#### [REQUIRED TASK]
Scan the material and copy every line in which "this" appears.

[Dataset items]
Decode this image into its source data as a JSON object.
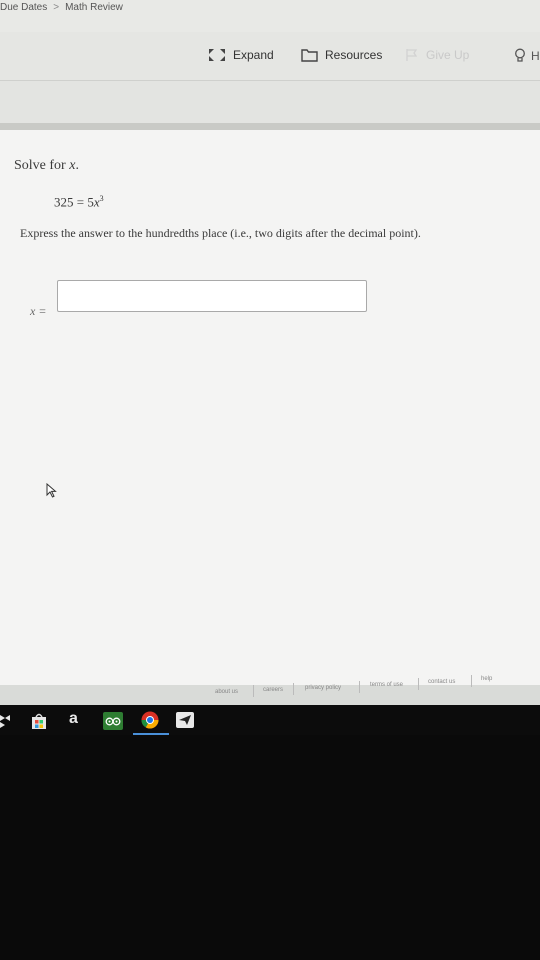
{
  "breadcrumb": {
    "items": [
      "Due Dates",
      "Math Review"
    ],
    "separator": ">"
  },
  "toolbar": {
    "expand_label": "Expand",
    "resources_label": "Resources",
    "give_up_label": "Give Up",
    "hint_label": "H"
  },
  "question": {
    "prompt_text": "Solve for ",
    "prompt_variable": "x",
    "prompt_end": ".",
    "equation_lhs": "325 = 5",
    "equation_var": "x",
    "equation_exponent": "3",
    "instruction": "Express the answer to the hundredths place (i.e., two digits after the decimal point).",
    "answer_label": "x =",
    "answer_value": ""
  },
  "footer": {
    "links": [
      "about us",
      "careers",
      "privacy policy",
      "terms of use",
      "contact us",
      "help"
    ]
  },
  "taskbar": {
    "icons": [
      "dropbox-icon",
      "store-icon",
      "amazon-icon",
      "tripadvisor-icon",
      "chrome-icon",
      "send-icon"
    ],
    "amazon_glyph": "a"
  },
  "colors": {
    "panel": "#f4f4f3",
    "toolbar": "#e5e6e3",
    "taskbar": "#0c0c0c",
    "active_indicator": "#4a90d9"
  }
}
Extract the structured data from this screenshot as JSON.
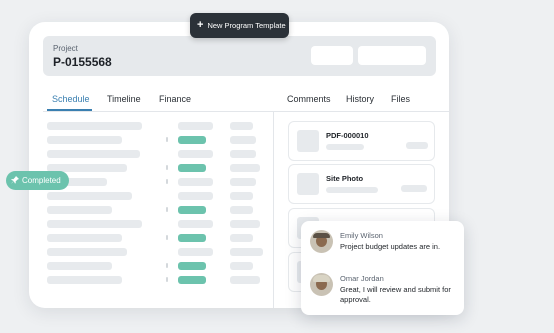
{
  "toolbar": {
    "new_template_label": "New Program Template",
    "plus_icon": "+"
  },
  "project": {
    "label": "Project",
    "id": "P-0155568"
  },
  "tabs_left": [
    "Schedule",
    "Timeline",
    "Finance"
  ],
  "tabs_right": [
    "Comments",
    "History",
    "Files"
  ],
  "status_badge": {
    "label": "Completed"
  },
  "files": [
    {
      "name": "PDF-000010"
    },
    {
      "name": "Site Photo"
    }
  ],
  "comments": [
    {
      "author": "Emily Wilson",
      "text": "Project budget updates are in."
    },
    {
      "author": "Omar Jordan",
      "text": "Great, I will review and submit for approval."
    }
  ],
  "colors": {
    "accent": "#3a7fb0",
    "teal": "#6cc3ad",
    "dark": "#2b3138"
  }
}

#### [THE REPLY]
Decode this image into its source data as a JSON object.
Extract the structured data from this screenshot as JSON.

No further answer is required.